Sobre o verdadeiro pecado!

Sobre o verdadeiro pecado!
"O primeiro pecado da humanidade foi a fé; a primeira virtude foi a dúvida." Carl Sagan

quinta-feira, 24 de abril de 2008

Gestora do Universo

Em determinados períodos da vida da gente uma vontade incrível de estar no lugar do Regente do Universo nos acomete. Vontade de ser Deus. Afinal, certas ocorrências da vida nos desagradam, porque não somos nós que estamos guiando. A perda de um amigo nessa semana me feriu e me fez pensar em como seria bom poder comandar com minhas rédeas a existência humana.
Todavia, se eu fosse Deus minhas diretrizes iriam magoar muitas pessoas, afinal não se pode agradar à todos. Da mesma forma se você fosse Deus. Mas, se eu estivesse em seu lugar não teria levado meu amigo que estava na flor da idade, se estabilizando financeiramente, com uma namorada amável e linda, cheio de sonhos para o futuro.
Eu também não teria levado a menina Isabela que provavelmente foi assassinada pela madrasta problemática e pelo pai truculento. Eu levaria os covardes, os viciados em qualquer substância entorpecente, porque não conseguem ver graça na vida, porque são infelizes. Na verdade, eu levaria todos os que tendo saúde, força e trabalho, vivem desgostosos da vida.
Levaria os que são amados e não conseguem amar à vida, à si mesmos e tampouco outra pessoa.Levaria as sementes mal plantadas que já nascem com cara de abordadas, as pessoas que tem alma pequena, e vivem remoendo pequenos problemas, os que vêem a luz sem deixa-lá iluminar suas minicertezas, os que vivem querendo o que não tem, como disse Cazuza. Carregaria para outra dimensão os infelizes. Eu não seria um Deus mau- eu daria aos homens o que eles querem. Vida para quem quer e morte para quem deseja fugir e não consegue seu intento.

*Enunciado A*. Nas entradas, apresente como lista JSON de strings as linhas que vão da que contém "service-label: Shampoo and" até a que contém "service-item: 14 Brazilian", inclusive, com uma string por linha e sem as linhas em branco.

*Material fornecido*.
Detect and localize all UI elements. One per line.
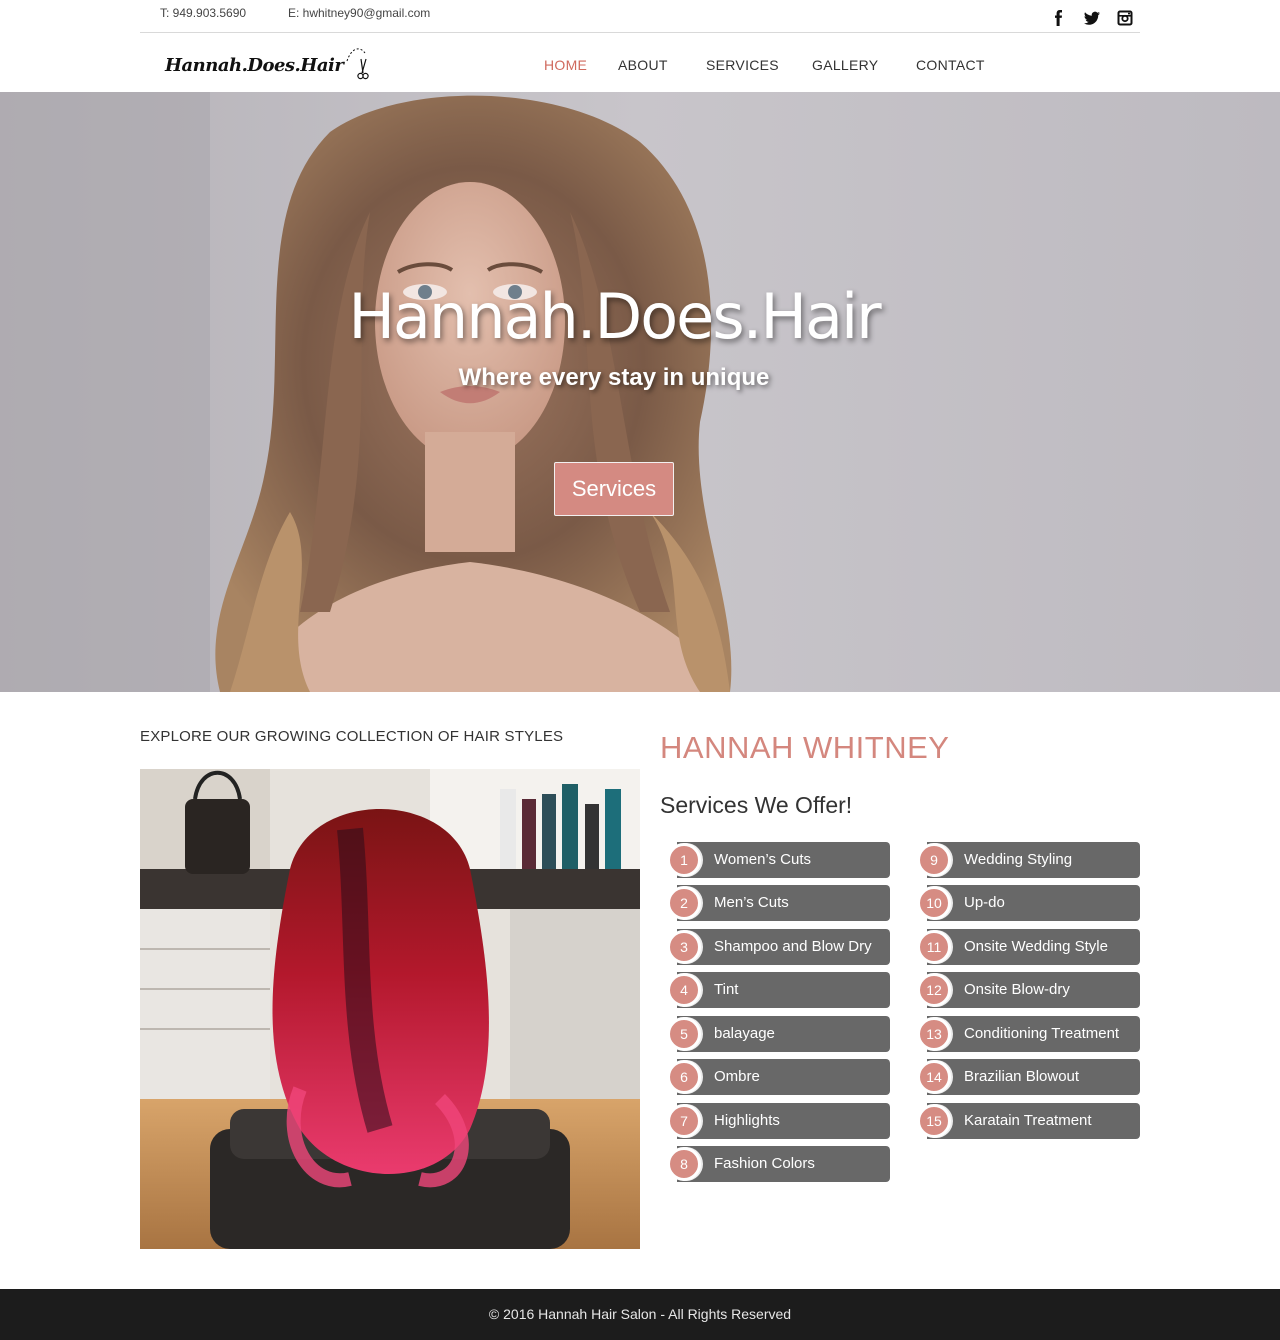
service-label: Shampoo and Blow Dry xyxy=(714,938,872,955)
instagram-icon[interactable] xyxy=(1116,9,1134,27)
main-nav: HOME ABOUT SERVICES GALLERY CONTACT xyxy=(544,57,996,73)
explore-heading: EXPLORE OUR GROWING COLLECTION OF HAIR S… xyxy=(140,728,564,745)
logo-text: Hannah.Does.Hair xyxy=(165,54,344,76)
service-number: 12 xyxy=(917,973,951,1007)
service-number: 8 xyxy=(667,1147,701,1181)
service-number: 11 xyxy=(917,930,951,964)
site-header: Hannah.Does.Hair HOME ABOUT SERVICES GAL… xyxy=(0,33,1280,92)
service-label: Brazilian Blowout xyxy=(964,1068,1080,1085)
facebook-icon[interactable] xyxy=(1050,9,1068,27)
nav-about[interactable]: ABOUT xyxy=(618,57,706,73)
service-label: Men’s Cuts xyxy=(714,894,789,911)
service-number: 15 xyxy=(917,1104,951,1138)
service-label: Ombre xyxy=(714,1068,760,1085)
services-heading: Services We Offer! xyxy=(660,792,853,818)
service-item: 2 Men’s Cuts xyxy=(667,885,890,921)
service-item: 8 Fashion Colors xyxy=(667,1146,890,1182)
service-number: 14 xyxy=(917,1060,951,1094)
service-label: Tint xyxy=(714,981,739,998)
service-item: 9 Wedding Styling xyxy=(917,842,1140,878)
hero-banner: Hannah.Does.Hair Where every stay in uni… xyxy=(0,92,1280,692)
service-item: 14 Brazilian Blowout xyxy=(917,1059,1140,1095)
services-button[interactable]: Services xyxy=(554,462,674,516)
hero-title: Hannah.Does.Hair xyxy=(348,280,881,353)
service-label: balayage xyxy=(714,1025,775,1042)
service-label: Up-do xyxy=(964,894,1005,911)
owner-name: HANNAH WHITNEY xyxy=(660,730,950,765)
service-number: 6 xyxy=(667,1060,701,1094)
copyright-text: © 2016 Hannah Hair Salon - All Rights Re… xyxy=(488,1306,792,1322)
service-label: Onsite Blow-dry xyxy=(964,981,1070,998)
service-number: 2 xyxy=(667,886,701,920)
nav-services[interactable]: SERVICES xyxy=(706,57,812,73)
social-links xyxy=(1050,9,1134,27)
site-logo[interactable]: Hannah.Does.Hair xyxy=(165,47,370,83)
service-number: 13 xyxy=(917,1017,951,1051)
service-label: Wedding Styling xyxy=(964,851,1073,868)
nav-gallery[interactable]: GALLERY xyxy=(812,57,916,73)
email-address[interactable]: E: hwhitney90@gmail.com xyxy=(288,6,430,20)
site-footer: © 2016 Hannah Hair Salon - All Rights Re… xyxy=(0,1289,1280,1340)
nav-home[interactable]: HOME xyxy=(544,57,618,73)
twitter-icon[interactable] xyxy=(1083,9,1101,27)
service-item: 12 Onsite Blow-dry xyxy=(917,972,1140,1008)
service-number: 9 xyxy=(917,843,951,877)
service-label: Karatain Treatment xyxy=(964,1112,1092,1129)
nav-contact[interactable]: CONTACT xyxy=(916,57,996,73)
service-number: 10 xyxy=(917,886,951,920)
service-label: Women’s Cuts xyxy=(714,851,811,868)
service-item: 13 Conditioning Treatment xyxy=(917,1016,1140,1052)
service-number: 5 xyxy=(667,1017,701,1051)
service-item: 6 Ombre xyxy=(667,1059,890,1095)
service-item: 11 Onsite Wedding Style xyxy=(917,929,1140,965)
scissors-icon xyxy=(346,48,370,80)
service-label: Conditioning Treatment xyxy=(964,1025,1120,1042)
service-number: 4 xyxy=(667,973,701,1007)
service-number: 7 xyxy=(667,1104,701,1138)
hero-subtitle: Where every stay in unique xyxy=(458,364,770,391)
service-item: 5 balayage xyxy=(667,1016,890,1052)
service-number: 1 xyxy=(667,843,701,877)
service-item: 1 Women’s Cuts xyxy=(667,842,890,878)
service-item: 15 Karatain Treatment xyxy=(917,1103,1140,1139)
service-label: Onsite Wedding Style xyxy=(964,938,1108,955)
service-number: 3 xyxy=(667,930,701,964)
top-contact-bar: T: 949.903.5690 E: hwhitney90@gmail.com xyxy=(140,0,1140,33)
service-item: 7 Highlights xyxy=(667,1103,890,1139)
service-item: 4 Tint xyxy=(667,972,890,1008)
hair-style-photo[interactable] xyxy=(140,769,640,1249)
service-label: Fashion Colors xyxy=(714,1155,815,1172)
service-item: 10 Up-do xyxy=(917,885,1140,921)
phone-number: T: 949.903.5690 xyxy=(160,6,247,20)
hero-model-image xyxy=(0,92,1280,692)
service-item: 3 Shampoo and Blow Dry xyxy=(667,929,890,965)
service-label: Highlights xyxy=(714,1112,780,1129)
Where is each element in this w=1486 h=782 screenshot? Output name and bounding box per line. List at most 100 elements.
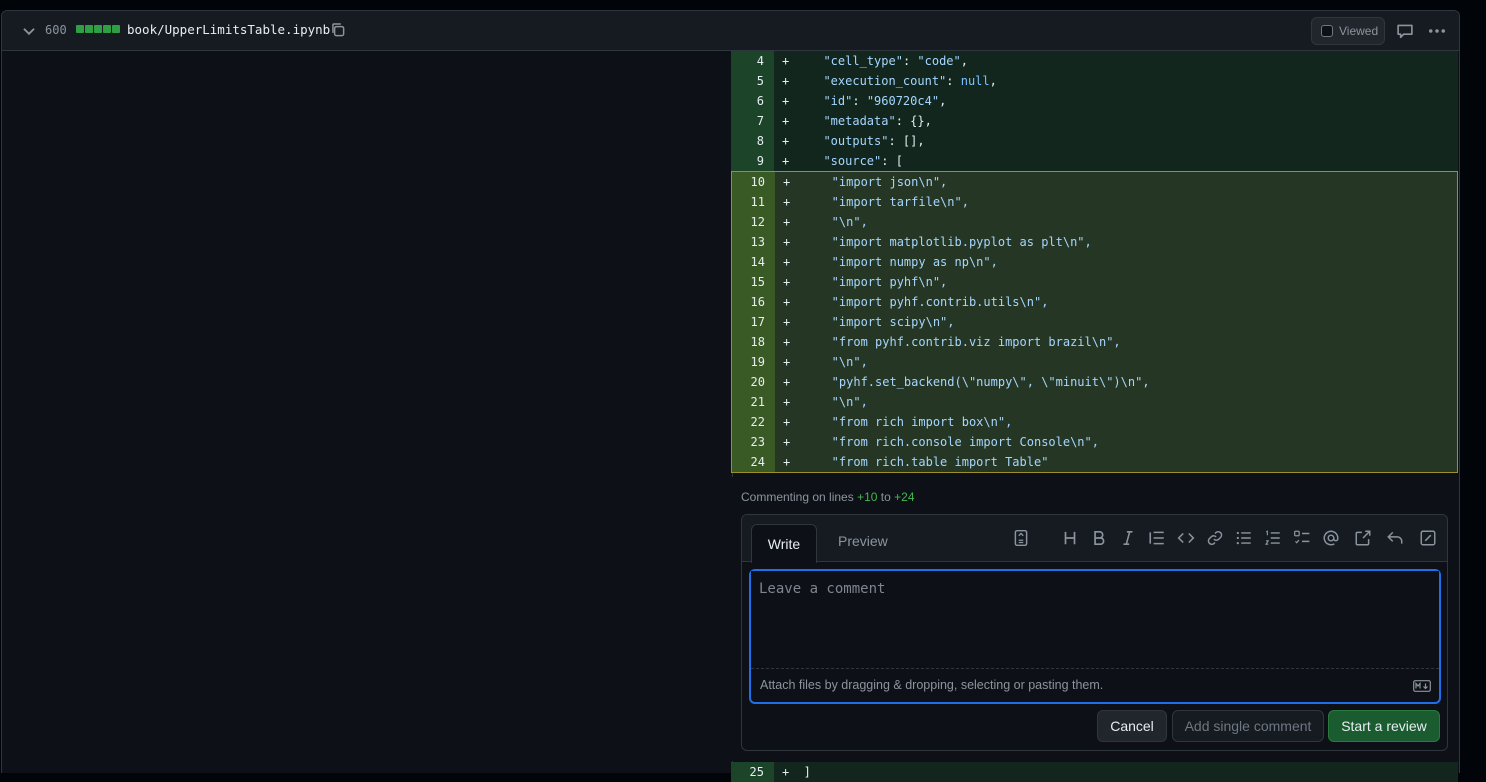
diff-line-selected[interactable]: 23 + "from rich.console import Console\n"… xyxy=(732,432,1457,452)
diff-line-selected[interactable]: 16 + "import pyhf.contrib.utils\n", xyxy=(732,292,1457,312)
diff-line-selected[interactable]: 18 + "from pyhf.contrib.viz import brazil… xyxy=(732,332,1457,352)
file-name[interactable]: book/UpperLimitsTable.ipynb xyxy=(127,22,330,37)
line-code: + "cell_type": "code", xyxy=(774,51,1458,71)
line-code: + "import tarfile\n", xyxy=(775,192,1457,212)
markdown-icon xyxy=(1413,680,1431,692)
diffstat-block xyxy=(103,25,111,33)
mention-icon[interactable] xyxy=(1322,529,1340,547)
line-code: + "import numpy as np\n", xyxy=(775,252,1457,272)
line-number[interactable]: 4 xyxy=(731,51,774,71)
ordered-list-icon[interactable] xyxy=(1264,529,1282,547)
diff-line-selected[interactable]: 21 + "\n", xyxy=(732,392,1457,412)
diff-line[interactable]: 4 + "cell_type": "code", xyxy=(731,51,1458,71)
bold-icon[interactable] xyxy=(1090,529,1108,547)
line-number[interactable]: 10 xyxy=(732,172,775,192)
diff-line-selected[interactable]: 12 + "\n", xyxy=(732,212,1457,232)
line-number[interactable]: 9 xyxy=(731,151,774,171)
line-number[interactable]: 21 xyxy=(732,392,775,412)
diff-line[interactable]: 7 + "metadata": {}, xyxy=(731,111,1458,131)
diff-line-selected[interactable]: 10 + "import json\n", xyxy=(732,172,1457,192)
line-number[interactable]: 16 xyxy=(732,292,775,312)
diff-line[interactable]: 5 + "execution_count": null, xyxy=(731,71,1458,91)
kebab-menu-icon[interactable] xyxy=(1427,21,1447,41)
line-number[interactable]: 25 xyxy=(731,762,774,782)
line-number[interactable]: 22 xyxy=(732,412,775,432)
line-number[interactable]: 6 xyxy=(731,91,774,111)
suggestion-icon[interactable] xyxy=(1012,529,1030,547)
line-code: + "\n", xyxy=(775,392,1457,412)
diff-lines: 4 + "cell_type": "code", 5 + "execution_… xyxy=(731,51,1458,473)
line-code: + "import json\n", xyxy=(775,172,1457,192)
reply-icon[interactable] xyxy=(1386,529,1404,547)
tab-write[interactable]: Write xyxy=(751,524,817,563)
quote-icon[interactable] xyxy=(1148,529,1166,547)
diffstat-block xyxy=(112,25,120,33)
tab-preview[interactable]: Preview xyxy=(838,533,888,549)
line-number[interactable]: 19 xyxy=(732,352,775,372)
line-number[interactable]: 7 xyxy=(731,111,774,131)
line-number[interactable]: 14 xyxy=(732,252,775,272)
line-code: + "from rich.table import Table" xyxy=(775,452,1457,472)
diff-line[interactable]: 6 + "id": "960720c4", xyxy=(731,91,1458,111)
cancel-button[interactable]: Cancel xyxy=(1097,710,1167,742)
line-number[interactable]: 15 xyxy=(732,272,775,292)
comment-input[interactable] xyxy=(751,571,1439,669)
line-code: + "from rich import box\n", xyxy=(775,412,1457,432)
viewed-toggle[interactable]: Viewed xyxy=(1311,17,1385,45)
line-number[interactable]: 20 xyxy=(732,372,775,392)
line-code: + "pyhf.set_backend(\"numpy\", \"minuit\… xyxy=(775,372,1457,392)
line-code: + ] xyxy=(774,762,1458,782)
diff-line-selected[interactable]: 22 + "from rich import box\n", xyxy=(732,412,1457,432)
line-code: + "import matplotlib.pyplot as plt\n", xyxy=(775,232,1457,252)
add-single-comment-button[interactable]: Add single comment xyxy=(1172,710,1324,742)
diff-line-selected[interactable]: 24 + "from rich.table import Table" xyxy=(732,452,1457,472)
copy-icon[interactable] xyxy=(329,21,347,39)
attach-files-hint[interactable]: Attach files by dragging & dropping, sel… xyxy=(760,678,1103,692)
line-number[interactable]: 23 xyxy=(732,432,775,452)
left-diff-pane xyxy=(2,52,733,773)
diff-line-selected[interactable]: 13 + "import matplotlib.pyplot as plt\n", xyxy=(732,232,1457,252)
line-code: + "\n", xyxy=(775,212,1457,232)
diff-line-selected[interactable]: 19 + "\n", xyxy=(732,352,1457,372)
start-review-button[interactable]: Start a review xyxy=(1328,710,1440,742)
chevron-down-icon[interactable] xyxy=(20,22,38,40)
diff-line-selected[interactable]: 14 + "import numpy as np\n", xyxy=(732,252,1457,272)
comment-tabs: Write Preview xyxy=(742,515,1447,563)
viewed-checkbox[interactable] xyxy=(1321,25,1333,37)
line-number[interactable]: 11 xyxy=(732,192,775,212)
italic-icon[interactable] xyxy=(1119,529,1137,547)
fullscreen-edit-icon[interactable] xyxy=(1419,529,1437,547)
line-number[interactable]: 12 xyxy=(732,212,775,232)
task-list-icon[interactable] xyxy=(1293,529,1311,547)
diff-line[interactable]: 8 + "outputs": [], xyxy=(731,131,1458,151)
line-number[interactable]: 24 xyxy=(732,452,775,472)
commenting-on-lines: Commenting on lines +10 to +24 xyxy=(741,490,915,504)
diffstat-block xyxy=(85,25,93,33)
line-code: + "from rich.console import Console\n", xyxy=(775,432,1457,452)
line-number[interactable]: 18 xyxy=(732,332,775,352)
diff-line-selected[interactable]: 11 + "import tarfile\n", xyxy=(732,192,1457,212)
diff-line[interactable]: 9 + "source": [ xyxy=(731,151,1458,171)
link-icon[interactable] xyxy=(1206,529,1224,547)
comment-icon[interactable] xyxy=(1395,21,1415,41)
line-number[interactable]: 5 xyxy=(731,71,774,91)
line-number[interactable]: 8 xyxy=(731,131,774,151)
unordered-list-icon[interactable] xyxy=(1235,529,1253,547)
page-gutter xyxy=(1460,10,1486,773)
heading-icon[interactable] xyxy=(1061,529,1079,547)
diff-line-selected[interactable]: 20 + "pyhf.set_backend(\"numpy\", \"minui… xyxy=(732,372,1457,392)
diff-line-selected[interactable]: 15 + "import pyhf\n", xyxy=(732,272,1457,292)
code-icon[interactable] xyxy=(1177,529,1195,547)
line-code: + "import scipy\n", xyxy=(775,312,1457,332)
diff-line-selected[interactable]: 17 + "import scipy\n", xyxy=(732,312,1457,332)
cross-reference-icon[interactable] xyxy=(1354,529,1372,547)
line-code: + "execution_count": null, xyxy=(774,71,1458,91)
viewed-label: Viewed xyxy=(1339,24,1379,38)
diffstat-count: 600 xyxy=(45,23,67,37)
line-code: + "outputs": [], xyxy=(774,131,1458,151)
line-code: + "metadata": {}, xyxy=(774,111,1458,131)
line-number[interactable]: 13 xyxy=(732,232,775,252)
diff-line[interactable]: 25 + ] xyxy=(731,762,1458,782)
line-number[interactable]: 17 xyxy=(732,312,775,332)
comment-form: Write Preview Attach files by dragging &… xyxy=(741,514,1448,751)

*Enunciado B*. Escreva a continuação do texto sobre a vontade de ser Deus, a partir do ponto em que ele termina.

*Resultado final A*.
[
  "service-label: Shampoo and Blow Dry xyxy=(714,938,872,955)",
  "instagram-icon[interactable] xyxy=(1116,9,1134,27)",
  "main-nav: HOME ABOUT SERVICES GALLERY CONTACT xyxy=(544,57,996,73)",
  "explore-heading: EXPLORE OUR GROWING COLLECTION OF HAIR S… xyxy=(140,728,564,745)",
  "logo-text: Hannah.Does.Hair xyxy=(165,54,344,76)",
  "service-number: 12 xyxy=(917,973,951,1007)",
  "service-number: 8 xyxy=(667,1147,701,1181)",
  "service-number: 11 xyxy=(917,930,951,964)",
  "site-header: Hannah.Does.Hair HOME ABOUT SERVICES GAL… xyxy=(0,33,1280,92)",
  "service-label: Brazilian Blowout xyxy=(964,1068,1080,1085)",
  "facebook-icon[interactable] xyxy=(1050,9,1068,27)",
  "nav-about[interactable]: ABOUT xyxy=(618,57,706,73)",
  "service-label: Men’s Cuts xyxy=(714,894,789,911)",
  "service-number: 15 xyxy=(917,1104,951,1138)",
  "service-label: Ombre xyxy=(714,1068,760,1085)",
  "services-heading: Services We Offer! xyxy=(660,792,853,818)",
  "service-item: 2 Men’s Cuts xyxy=(667,885,890,921)",
  "service-item: 8 Fashion Colors xyxy=(667,1146,890,1182)",
  "service-number: 14 xyxy=(917,1060,951,1094)",
  "service-label: Tint xyxy=(714,981,739,998)",
  "service-item: 9 Wedding Styling xyxy=(917,842,1140,878)",
  "hero-banner: Hannah.Does.Hair Where every stay in uni… xyxy=(0,92,1280,692)",
  "service-item: 14 Brazilian Blowout xyxy=(917,1059,1140,1095)"
]

*Resultado final B*.
Infelizes porque não se ajudam, porque não aprenderam a valorizar o que tem e vivem lamentando o que ainda não possuem. Os que tem bons amigos, os que são amados por alguém e não vêem nada, sequer o amor que recebem. Eu deixaria gozar um pouco a vida na companhia de quem lhes ama os que são contentes nesse mundo, que apesar de não serem ricos, lindos e famosos tem o coração pulsando pela vida, cheio de alegria e ânimo.
No meu reinado como gestora do Universo pessoas lamentosas e infelizes não teriam vez. Eu anteciparia seu fim. Não acha graça na vida, meu filho? Esta procurando a morte com vícios, entorpecentes, promiscuidade, direção perigosa? Esta lamentando a vida que tem? Então, diga "tchau". A vida é para ser bem vivida, é feita para os bon vivants.
Cláudia de Marchi
Passo Fundo, 17 de abril de 2008.
Os cidadãos que residem na cidade em que moro, Marau/RS, podem ler este texto adaptado para publicação (com cortes, menor) no Jornal Folha Marauense na edição que circulou no dia 24/04/08. Sou cronista com participação quinzenal nas publicações do periódico.

quarta-feira, 9 de abril de 2008

Parque de diversões

Parque de diversões

"Assim eu não brinco mais". Duvido adulto que, quando criança não tenha dito essa frase ou, ao menos não tenha ouvido de alguma. Quando a brincadeira não esta mais agradando, ou melhor, quando por um motivo ou outro a criança se sente prejudicada na brincadeira, porque ela não esta "andando" como ela quer ela faz seu protesto. Da mesma "família" de frases infantis-protesto é "se tu fizer isso não serei mais seu amigo".
Todavia nós crescemos, e criamos uma noção bem errada do que é ser mimado. Como filha única sempre me tacharam de "mimada". De fato, sempre tive o que eu desejava, porém meus pais sempre me colocaram a par do mundo dos adultos, de forma que, com 14 anos os papos adolescentes me davam náusea enquanto o das minhas tias balzaquianas me davam calor tamanha a empolgação e meu interesse neles.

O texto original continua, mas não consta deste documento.